─── GIVEN INFORMATION ───

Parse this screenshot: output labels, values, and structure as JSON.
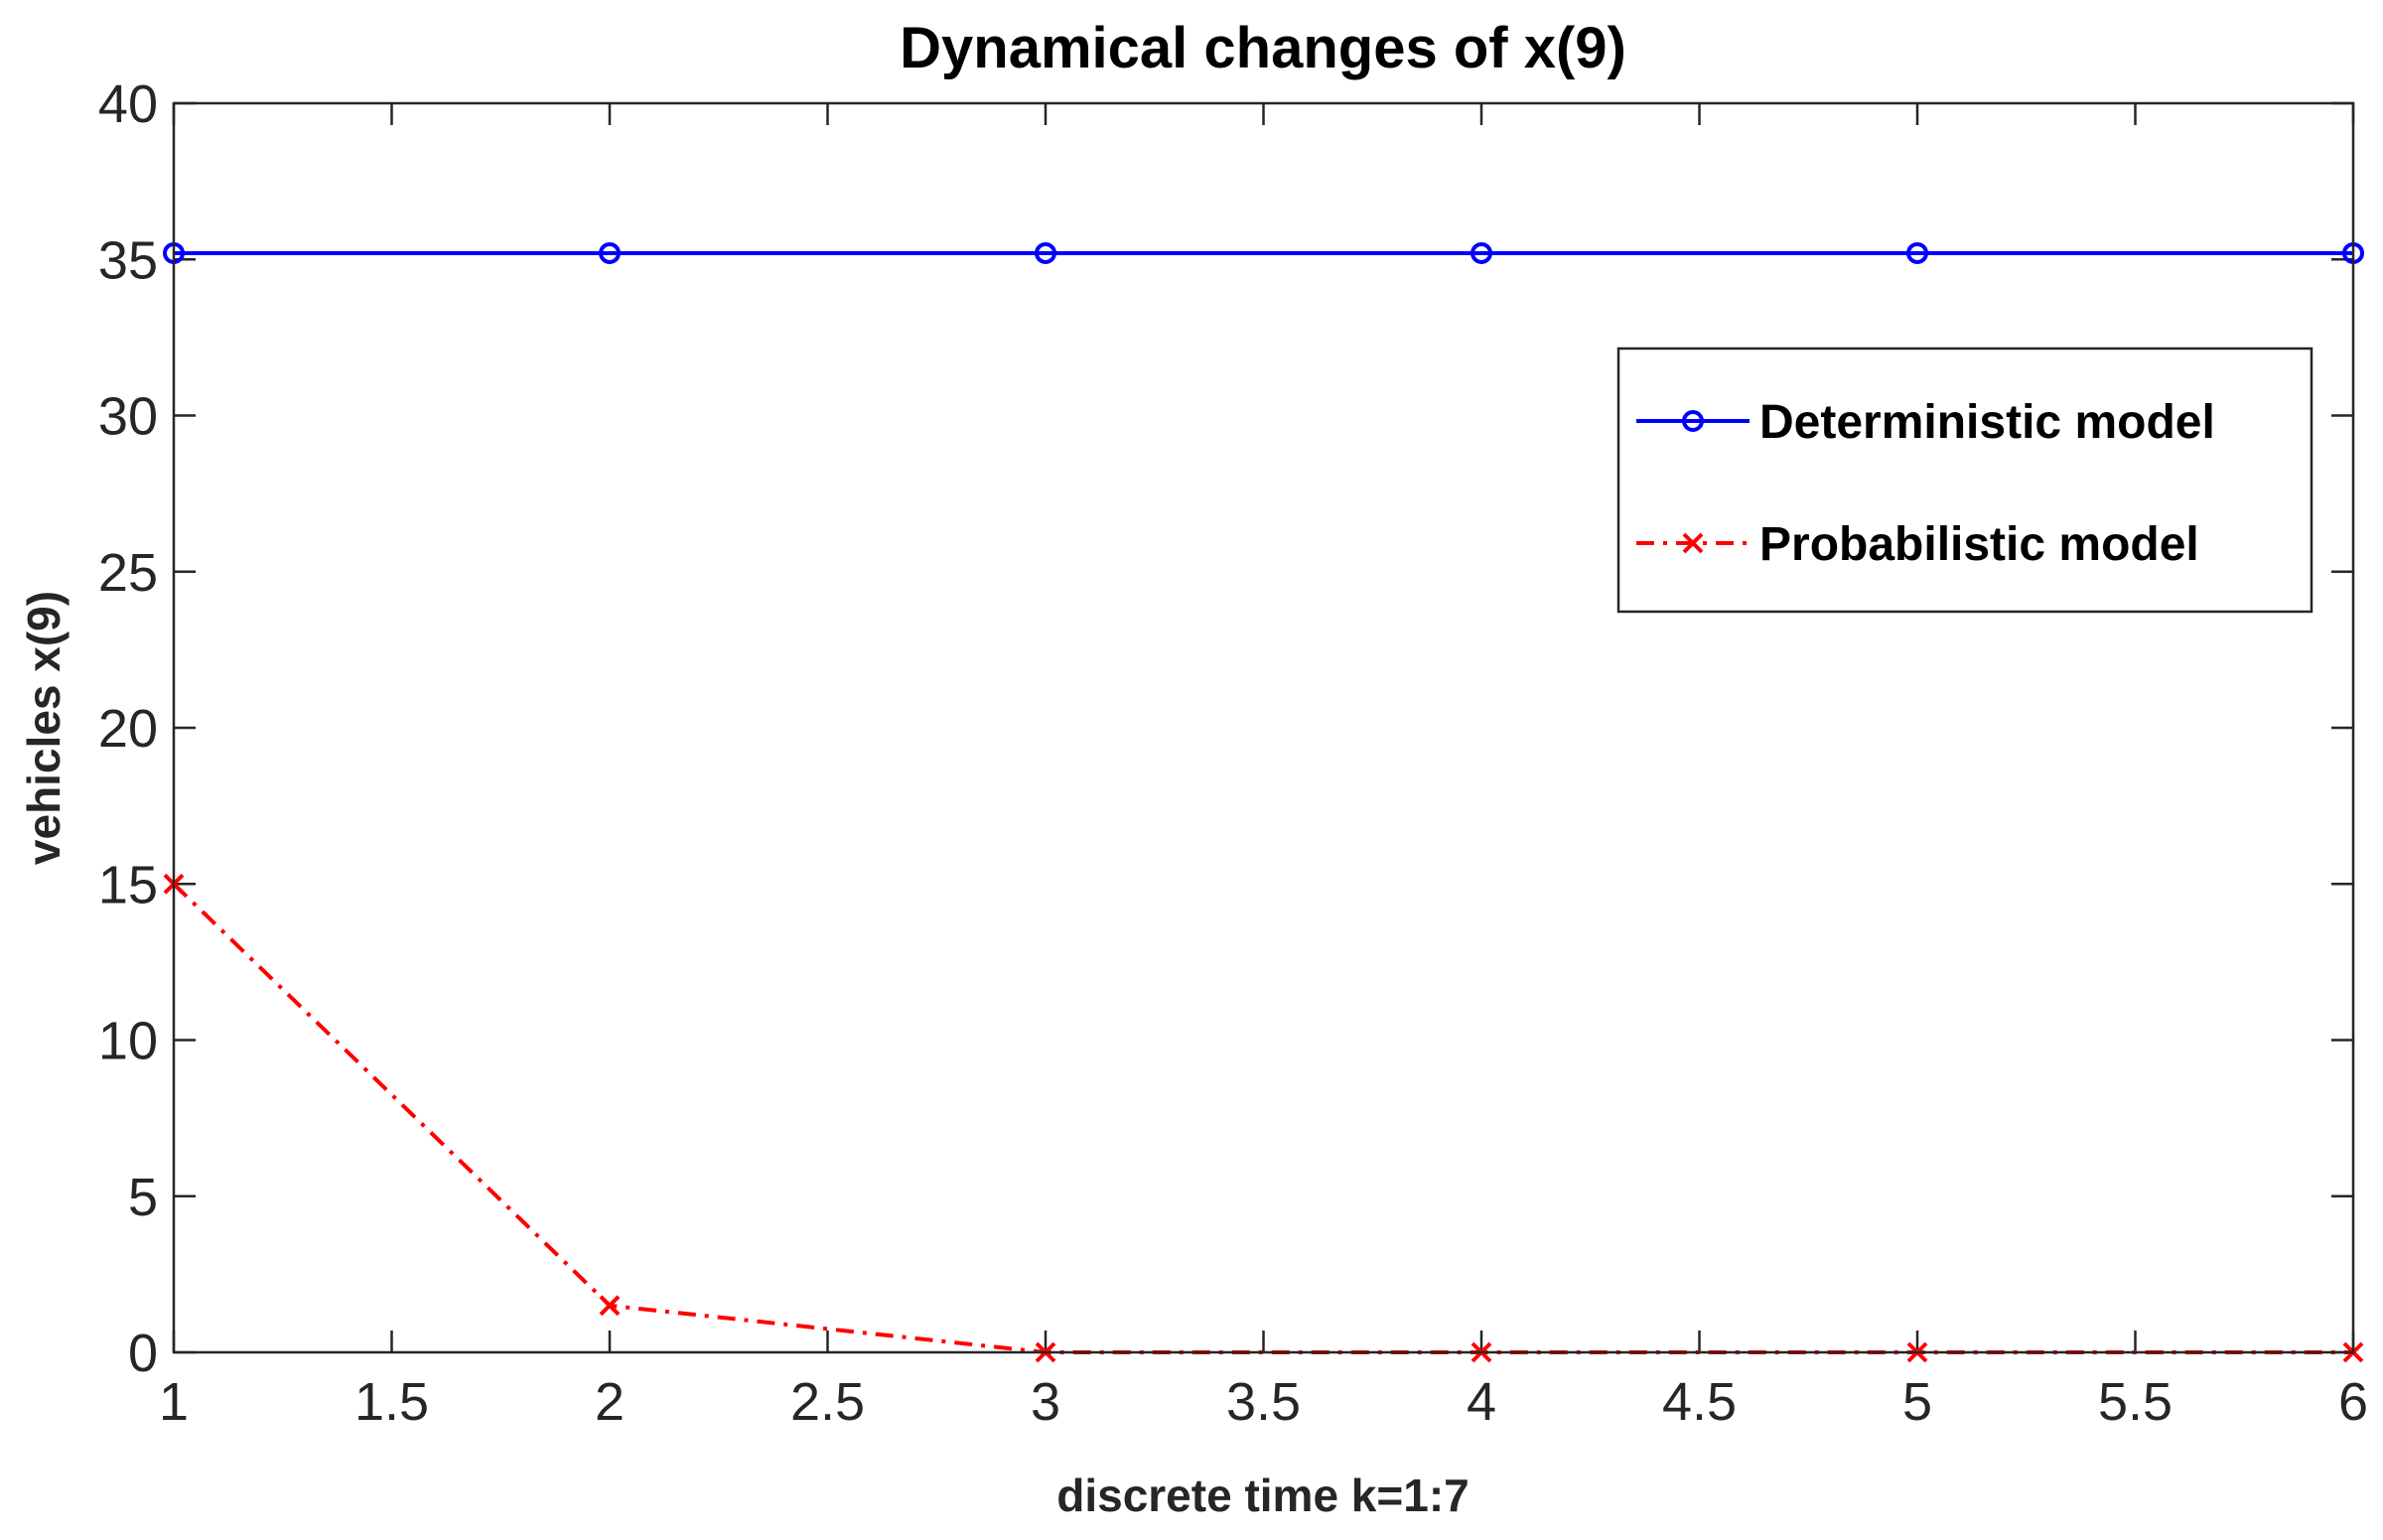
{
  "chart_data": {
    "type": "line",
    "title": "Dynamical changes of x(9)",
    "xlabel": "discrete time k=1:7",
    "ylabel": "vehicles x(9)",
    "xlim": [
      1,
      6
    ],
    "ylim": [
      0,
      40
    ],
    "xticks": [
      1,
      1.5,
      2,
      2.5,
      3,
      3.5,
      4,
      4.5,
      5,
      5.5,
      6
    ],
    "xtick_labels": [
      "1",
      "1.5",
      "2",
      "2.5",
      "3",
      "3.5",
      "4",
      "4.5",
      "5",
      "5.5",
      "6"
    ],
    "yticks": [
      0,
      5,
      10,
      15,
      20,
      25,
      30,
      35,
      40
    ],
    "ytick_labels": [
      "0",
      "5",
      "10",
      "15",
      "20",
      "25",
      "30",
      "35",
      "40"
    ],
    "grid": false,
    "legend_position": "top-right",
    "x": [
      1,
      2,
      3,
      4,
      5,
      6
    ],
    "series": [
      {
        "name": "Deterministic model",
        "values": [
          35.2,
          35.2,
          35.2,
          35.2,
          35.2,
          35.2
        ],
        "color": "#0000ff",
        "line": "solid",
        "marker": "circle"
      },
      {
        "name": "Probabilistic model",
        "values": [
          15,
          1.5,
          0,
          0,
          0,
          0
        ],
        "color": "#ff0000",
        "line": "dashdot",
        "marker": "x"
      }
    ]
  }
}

───

— AIM OF THE TASK —
Print the records word for word and exclude any picture they hold.

— EXPECTED ANSWER —
Parse this screenshot: output labels, values, and structure as JSON.
{
  "chart_data": {
    "type": "line",
    "title": "Dynamical changes of x(9)",
    "xlabel": "discrete time k=1:7",
    "ylabel": "vehicles x(9)",
    "xlim": [
      1,
      6
    ],
    "ylim": [
      0,
      40
    ],
    "xticks": [
      1,
      1.5,
      2,
      2.5,
      3,
      3.5,
      4,
      4.5,
      5,
      5.5,
      6
    ],
    "xtick_labels": [
      "1",
      "1.5",
      "2",
      "2.5",
      "3",
      "3.5",
      "4",
      "4.5",
      "5",
      "5.5",
      "6"
    ],
    "yticks": [
      0,
      5,
      10,
      15,
      20,
      25,
      30,
      35,
      40
    ],
    "ytick_labels": [
      "0",
      "5",
      "10",
      "15",
      "20",
      "25",
      "30",
      "35",
      "40"
    ],
    "grid": false,
    "legend_position": "top-right",
    "x": [
      1,
      2,
      3,
      4,
      5,
      6
    ],
    "series": [
      {
        "name": "Deterministic model",
        "values": [
          35.2,
          35.2,
          35.2,
          35.2,
          35.2,
          35.2
        ],
        "color": "#0000ff",
        "line": "solid",
        "marker": "circle"
      },
      {
        "name": "Probabilistic model",
        "values": [
          15,
          1.5,
          0,
          0,
          0,
          0
        ],
        "color": "#ff0000",
        "line": "dashdot",
        "marker": "x"
      }
    ]
  }
}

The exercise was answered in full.